*Requirements:*
Quote the data below in full, minus the images.

*Source records:*

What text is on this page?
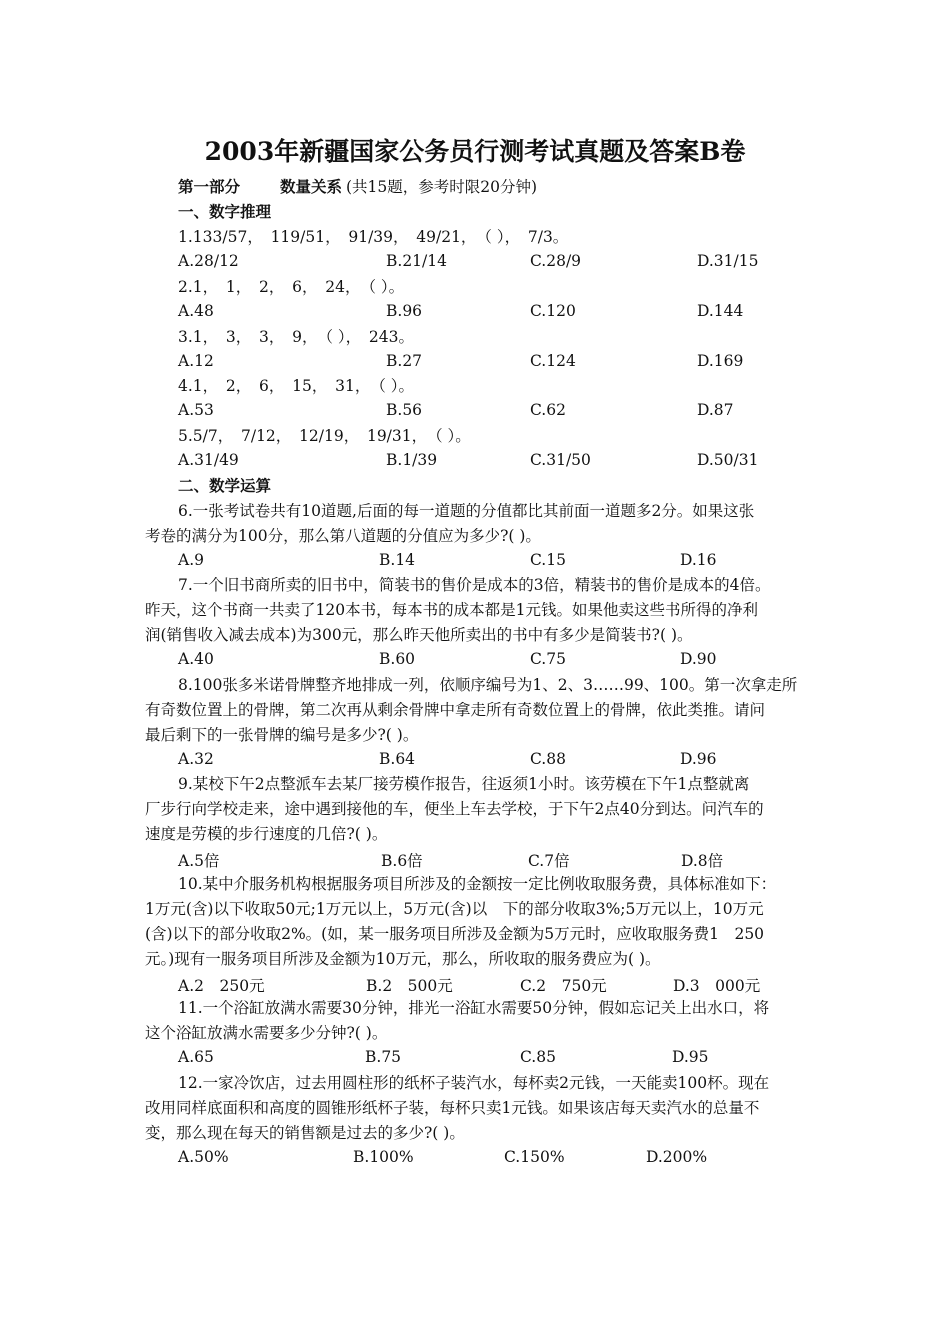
2003年新疆国家公务员行测考试真题及答案B卷
第一部分	数量关系 (共15题，参考时限20分钟)
一、数字推理
1.133/57，　119/51，　91/39，　49/21，　（ ），　7/3。
A.28/12	B.21/14	C.28/9	D.31/15
2.1，　1，　2，　6，　24，　（ ）。
A.48	B.96	C.120	D.144
3.1，　3，　3，　9，　（ ），　243。
A.12	B.27	C.124	D.169
4.1，　2，　6，　15，　31，　（ ）。
A.53	B.56	C.62	D.87
5.5/7，　7/12，　12/19，　19/31，　（ ）。
A.31/49	B.1/39	C.31/50	D.50/31
二、数学运算
6.一张考试卷共有10道题,后面的每一道题的分值都比其前面一道题多2分。如果这张
考卷的满分为100分，那么第八道题的分值应为多少?( )。
A.9	B.14	C.15	D.16
7.一个旧书商所卖的旧书中，简装书的售价是成本的3倍，精装书的售价是成本的4倍。
昨天，这个书商一共卖了120本书，每本书的成本都是1元钱。如果他卖这些书所得的净利
润(销售收入减去成本)为300元，那么昨天他所卖出的书中有多少是简装书?( )。
A.40	B.60	C.75	D.90
8.100张多米诺骨牌整齐地排成一列，依顺序编号为1、2、3……99、100。第一次拿走所
有奇数位置上的骨牌，第二次再从剩余骨牌中拿走所有奇数位置上的骨牌，依此类推。请问
最后剩下的一张骨牌的编号是多少?( )。
A.32	B.64	C.88	D.96
9.某校下午2点整派车去某厂接劳模作报告，往返须1小时。该劳模在下午1点整就离
厂步行向学校走来，途中遇到接他的车，便坐上车去学校，于下午2点40分到达。问汽车的
速度是劳模的步行速度的几倍?( )。
A.5倍	B.6倍	C.7倍	D.8倍
10.某中介服务机构根据服务项目所涉及的金额按一定比例收取服务费，具体标准如下：
1万元(含)以下收取50元;1万元以上，5万元(含)以　下的部分收取3%;5万元以上，10万元
(含)以下的部分收取2%。(如，某一服务项目所涉及金额为5万元时，应收取服务费1　250
元。)现有一服务项目所涉及金额为10万元，那么，所收取的服务费应为( )。
A.2　250元	B.2　500元	C.2　750元	D.3　000元
11.一个浴缸放满水需要30分钟，排光一浴缸水需要50分钟，假如忘记关上出水口，将
这个浴缸放满水需要多少分钟?( )。
A.65	B.75	C.85	D.95
12.一家冷饮店，过去用圆柱形的纸杯子装汽水，每杯卖2元钱，一天能卖100杯。现在
改用同样底面积和高度的圆锥形纸杯子装，每杯只卖1元钱。如果该店每天卖汽水的总量不
变，那么现在每天的销售额是过去的多少?( )。
A.50%	B.100%	C.150%	D.200%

*Right answer:*
What text is on this page?
2003年新疆国家公务员行测考试真题及答案B卷
第一部分	数量关系 (共15题，参考时限20分钟)
一、数字推理
1.133/57，　119/51，　91/39，　49/21，　（ ），　7/3。
A.28/12	B.21/14	C.28/9	D.31/15
2.1，　1，　2，　6，　24，　（ ）。
A.48	B.96	C.120	D.144
3.1，　3，　3，　9，　（ ），　243。
A.12	B.27	C.124	D.169
4.1，　2，　6，　15，　31，　（ ）。
A.53	B.56	C.62	D.87
5.5/7，　7/12，　12/19，　19/31，　（ ）。
A.31/49	B.1/39	C.31/50	D.50/31
二、数学运算
6.一张考试卷共有10道题,后面的每一道题的分值都比其前面一道题多2分。如果这张
考卷的满分为100分，那么第八道题的分值应为多少?( )。
A.9	B.14	C.15	D.16
7.一个旧书商所卖的旧书中，简装书的售价是成本的3倍，精装书的售价是成本的4倍。
昨天，这个书商一共卖了120本书，每本书的成本都是1元钱。如果他卖这些书所得的净利
润(销售收入减去成本)为300元，那么昨天他所卖出的书中有多少是简装书?( )。
A.40	B.60	C.75	D.90
8.100张多米诺骨牌整齐地排成一列，依顺序编号为1、2、3……99、100。第一次拿走所
有奇数位置上的骨牌，第二次再从剩余骨牌中拿走所有奇数位置上的骨牌，依此类推。请问
最后剩下的一张骨牌的编号是多少?( )。
A.32	B.64	C.88	D.96
9.某校下午2点整派车去某厂接劳模作报告，往返须1小时。该劳模在下午1点整就离
厂步行向学校走来，途中遇到接他的车，便坐上车去学校，于下午2点40分到达。问汽车的
速度是劳模的步行速度的几倍?( )。
A.5倍	B.6倍	C.7倍	D.8倍
10.某中介服务机构根据服务项目所涉及的金额按一定比例收取服务费，具体标准如下：
1万元(含)以下收取50元;1万元以上，5万元(含)以　下的部分收取3%;5万元以上，10万元
(含)以下的部分收取2%。(如，某一服务项目所涉及金额为5万元时，应收取服务费1　250
元。)现有一服务项目所涉及金额为10万元，那么，所收取的服务费应为( )。
A.2　250元	B.2　500元	C.2　750元	D.3　000元
11.一个浴缸放满水需要30分钟，排光一浴缸水需要50分钟，假如忘记关上出水口，将
这个浴缸放满水需要多少分钟?( )。
A.65	B.75	C.85	D.95
12.一家冷饮店，过去用圆柱形的纸杯子装汽水，每杯卖2元钱，一天能卖100杯。现在
改用同样底面积和高度的圆锥形纸杯子装，每杯只卖1元钱。如果该店每天卖汽水的总量不
变，那么现在每天的销售额是过去的多少?( )。
A.50%	B.100%	C.150%	D.200%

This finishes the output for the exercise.